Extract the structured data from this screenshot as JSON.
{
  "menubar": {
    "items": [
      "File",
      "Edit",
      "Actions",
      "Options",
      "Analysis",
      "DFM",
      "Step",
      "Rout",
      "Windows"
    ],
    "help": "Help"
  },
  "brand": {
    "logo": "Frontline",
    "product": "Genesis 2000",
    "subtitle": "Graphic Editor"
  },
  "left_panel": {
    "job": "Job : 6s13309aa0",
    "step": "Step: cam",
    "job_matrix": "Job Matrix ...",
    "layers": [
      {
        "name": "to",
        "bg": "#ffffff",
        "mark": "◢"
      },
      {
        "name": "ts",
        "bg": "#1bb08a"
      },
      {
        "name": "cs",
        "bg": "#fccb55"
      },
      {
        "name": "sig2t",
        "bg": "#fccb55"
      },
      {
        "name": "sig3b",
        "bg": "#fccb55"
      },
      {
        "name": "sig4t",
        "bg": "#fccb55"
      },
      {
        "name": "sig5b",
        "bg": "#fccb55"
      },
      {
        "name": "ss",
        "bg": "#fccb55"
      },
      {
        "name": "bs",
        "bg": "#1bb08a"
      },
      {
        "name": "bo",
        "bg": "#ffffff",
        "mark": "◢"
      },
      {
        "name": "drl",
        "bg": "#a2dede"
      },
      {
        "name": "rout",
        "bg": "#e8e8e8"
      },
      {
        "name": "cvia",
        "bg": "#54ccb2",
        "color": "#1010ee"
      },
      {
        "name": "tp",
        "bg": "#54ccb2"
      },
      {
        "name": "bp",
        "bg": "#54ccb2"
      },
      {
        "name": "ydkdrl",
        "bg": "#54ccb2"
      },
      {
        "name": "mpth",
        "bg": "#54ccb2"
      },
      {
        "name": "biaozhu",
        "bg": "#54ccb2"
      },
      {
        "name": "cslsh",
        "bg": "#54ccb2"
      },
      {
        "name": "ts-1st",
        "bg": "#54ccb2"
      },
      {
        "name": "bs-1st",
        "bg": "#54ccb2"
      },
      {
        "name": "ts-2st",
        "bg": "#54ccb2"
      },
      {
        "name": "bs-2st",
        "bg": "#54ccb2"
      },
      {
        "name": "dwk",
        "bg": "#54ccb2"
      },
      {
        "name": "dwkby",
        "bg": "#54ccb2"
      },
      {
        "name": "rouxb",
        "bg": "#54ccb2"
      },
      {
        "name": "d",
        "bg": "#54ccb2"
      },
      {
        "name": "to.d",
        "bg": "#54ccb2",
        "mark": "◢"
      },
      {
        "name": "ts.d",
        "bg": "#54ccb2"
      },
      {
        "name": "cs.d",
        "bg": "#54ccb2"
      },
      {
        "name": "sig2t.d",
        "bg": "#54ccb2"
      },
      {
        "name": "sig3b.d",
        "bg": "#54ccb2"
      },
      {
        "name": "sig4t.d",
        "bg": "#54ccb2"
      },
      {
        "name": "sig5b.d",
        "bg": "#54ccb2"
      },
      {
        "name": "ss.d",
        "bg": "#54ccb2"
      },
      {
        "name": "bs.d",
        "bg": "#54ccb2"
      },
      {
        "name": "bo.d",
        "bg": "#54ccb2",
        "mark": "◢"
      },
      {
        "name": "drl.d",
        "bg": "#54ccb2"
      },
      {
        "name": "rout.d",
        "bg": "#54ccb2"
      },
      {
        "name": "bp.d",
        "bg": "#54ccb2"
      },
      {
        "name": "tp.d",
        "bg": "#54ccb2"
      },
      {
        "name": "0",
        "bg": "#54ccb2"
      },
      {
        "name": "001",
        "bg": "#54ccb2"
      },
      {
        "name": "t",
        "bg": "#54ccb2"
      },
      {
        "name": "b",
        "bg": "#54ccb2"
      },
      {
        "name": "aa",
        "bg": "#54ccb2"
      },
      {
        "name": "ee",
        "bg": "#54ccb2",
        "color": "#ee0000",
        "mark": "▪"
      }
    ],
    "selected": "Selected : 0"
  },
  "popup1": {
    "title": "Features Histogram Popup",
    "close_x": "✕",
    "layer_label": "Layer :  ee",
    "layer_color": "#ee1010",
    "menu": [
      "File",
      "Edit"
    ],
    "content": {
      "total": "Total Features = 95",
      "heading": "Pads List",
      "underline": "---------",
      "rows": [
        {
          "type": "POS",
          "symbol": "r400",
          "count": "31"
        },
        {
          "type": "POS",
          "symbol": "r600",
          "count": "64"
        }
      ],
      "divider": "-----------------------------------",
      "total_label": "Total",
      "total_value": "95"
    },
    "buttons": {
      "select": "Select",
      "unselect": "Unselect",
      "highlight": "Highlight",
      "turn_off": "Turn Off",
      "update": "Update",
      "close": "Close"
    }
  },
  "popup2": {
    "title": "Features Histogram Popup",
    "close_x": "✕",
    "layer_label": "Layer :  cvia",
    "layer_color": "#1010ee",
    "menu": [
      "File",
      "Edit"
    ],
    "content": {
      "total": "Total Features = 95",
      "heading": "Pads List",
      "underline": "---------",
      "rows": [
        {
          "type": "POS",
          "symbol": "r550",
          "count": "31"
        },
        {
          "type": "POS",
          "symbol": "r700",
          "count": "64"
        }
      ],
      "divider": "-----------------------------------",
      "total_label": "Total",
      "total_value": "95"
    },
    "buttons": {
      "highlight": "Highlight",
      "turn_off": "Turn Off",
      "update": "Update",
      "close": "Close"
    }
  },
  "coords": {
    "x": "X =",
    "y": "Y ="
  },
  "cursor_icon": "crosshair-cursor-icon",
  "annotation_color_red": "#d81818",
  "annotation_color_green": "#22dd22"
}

▸ **What is required**:
Repeat the material above verbatim.

▸ **Worked solution**:
Extract the structured data from this screenshot as JSON.
{
  "menubar": {
    "items": [
      "File",
      "Edit",
      "Actions",
      "Options",
      "Analysis",
      "DFM",
      "Step",
      "Rout",
      "Windows"
    ],
    "help": "Help"
  },
  "brand": {
    "logo": "Frontline",
    "product": "Genesis 2000",
    "subtitle": "Graphic Editor"
  },
  "left_panel": {
    "job": "Job : 6s13309aa0",
    "step": "Step: cam",
    "job_matrix": "Job Matrix ...",
    "layers": [
      {
        "name": "to",
        "bg": "#ffffff",
        "mark": "◢"
      },
      {
        "name": "ts",
        "bg": "#1bb08a"
      },
      {
        "name": "cs",
        "bg": "#fccb55"
      },
      {
        "name": "sig2t",
        "bg": "#fccb55"
      },
      {
        "name": "sig3b",
        "bg": "#fccb55"
      },
      {
        "name": "sig4t",
        "bg": "#fccb55"
      },
      {
        "name": "sig5b",
        "bg": "#fccb55"
      },
      {
        "name": "ss",
        "bg": "#fccb55"
      },
      {
        "name": "bs",
        "bg": "#1bb08a"
      },
      {
        "name": "bo",
        "bg": "#ffffff",
        "mark": "◢"
      },
      {
        "name": "drl",
        "bg": "#a2dede"
      },
      {
        "name": "rout",
        "bg": "#e8e8e8"
      },
      {
        "name": "cvia",
        "bg": "#54ccb2",
        "color": "#1010ee"
      },
      {
        "name": "tp",
        "bg": "#54ccb2"
      },
      {
        "name": "bp",
        "bg": "#54ccb2"
      },
      {
        "name": "ydkdrl",
        "bg": "#54ccb2"
      },
      {
        "name": "mpth",
        "bg": "#54ccb2"
      },
      {
        "name": "biaozhu",
        "bg": "#54ccb2"
      },
      {
        "name": "cslsh",
        "bg": "#54ccb2"
      },
      {
        "name": "ts-1st",
        "bg": "#54ccb2"
      },
      {
        "name": "bs-1st",
        "bg": "#54ccb2"
      },
      {
        "name": "ts-2st",
        "bg": "#54ccb2"
      },
      {
        "name": "bs-2st",
        "bg": "#54ccb2"
      },
      {
        "name": "dwk",
        "bg": "#54ccb2"
      },
      {
        "name": "dwkby",
        "bg": "#54ccb2"
      },
      {
        "name": "rouxb",
        "bg": "#54ccb2"
      },
      {
        "name": "d",
        "bg": "#54ccb2"
      },
      {
        "name": "to.d",
        "bg": "#54ccb2",
        "mark": "◢"
      },
      {
        "name": "ts.d",
        "bg": "#54ccb2"
      },
      {
        "name": "cs.d",
        "bg": "#54ccb2"
      },
      {
        "name": "sig2t.d",
        "bg": "#54ccb2"
      },
      {
        "name": "sig3b.d",
        "bg": "#54ccb2"
      },
      {
        "name": "sig4t.d",
        "bg": "#54ccb2"
      },
      {
        "name": "sig5b.d",
        "bg": "#54ccb2"
      },
      {
        "name": "ss.d",
        "bg": "#54ccb2"
      },
      {
        "name": "bs.d",
        "bg": "#54ccb2"
      },
      {
        "name": "bo.d",
        "bg": "#54ccb2",
        "mark": "◢"
      },
      {
        "name": "drl.d",
        "bg": "#54ccb2"
      },
      {
        "name": "rout.d",
        "bg": "#54ccb2"
      },
      {
        "name": "bp.d",
        "bg": "#54ccb2"
      },
      {
        "name": "tp.d",
        "bg": "#54ccb2"
      },
      {
        "name": "0",
        "bg": "#54ccb2"
      },
      {
        "name": "001",
        "bg": "#54ccb2"
      },
      {
        "name": "t",
        "bg": "#54ccb2"
      },
      {
        "name": "b",
        "bg": "#54ccb2"
      },
      {
        "name": "aa",
        "bg": "#54ccb2"
      },
      {
        "name": "ee",
        "bg": "#54ccb2",
        "color": "#ee0000",
        "mark": "▪"
      }
    ],
    "selected": "Selected : 0"
  },
  "popup1": {
    "title": "Features Histogram Popup",
    "close_x": "✕",
    "layer_label": "Layer :  ee",
    "layer_color": "#ee1010",
    "menu": [
      "File",
      "Edit"
    ],
    "content": {
      "total": "Total Features = 95",
      "heading": "Pads List",
      "underline": "---------",
      "rows": [
        {
          "type": "POS",
          "symbol": "r400",
          "count": "31"
        },
        {
          "type": "POS",
          "symbol": "r600",
          "count": "64"
        }
      ],
      "divider": "-----------------------------------",
      "total_label": "Total",
      "total_value": "95"
    },
    "buttons": {
      "select": "Select",
      "unselect": "Unselect",
      "highlight": "Highlight",
      "turn_off": "Turn Off",
      "update": "Update",
      "close": "Close"
    }
  },
  "popup2": {
    "title": "Features Histogram Popup",
    "close_x": "✕",
    "layer_label": "Layer :  cvia",
    "layer_color": "#1010ee",
    "menu": [
      "File",
      "Edit"
    ],
    "content": {
      "total": "Total Features = 95",
      "heading": "Pads List",
      "underline": "---------",
      "rows": [
        {
          "type": "POS",
          "symbol": "r550",
          "count": "31"
        },
        {
          "type": "POS",
          "symbol": "r700",
          "count": "64"
        }
      ],
      "divider": "-----------------------------------",
      "total_label": "Total",
      "total_value": "95"
    },
    "buttons": {
      "highlight": "Highlight",
      "turn_off": "Turn Off",
      "update": "Update",
      "close": "Close"
    }
  },
  "coords": {
    "x": "X =",
    "y": "Y ="
  },
  "cursor_icon": "crosshair-cursor-icon",
  "annotation_color_red": "#d81818",
  "annotation_color_green": "#22dd22"
}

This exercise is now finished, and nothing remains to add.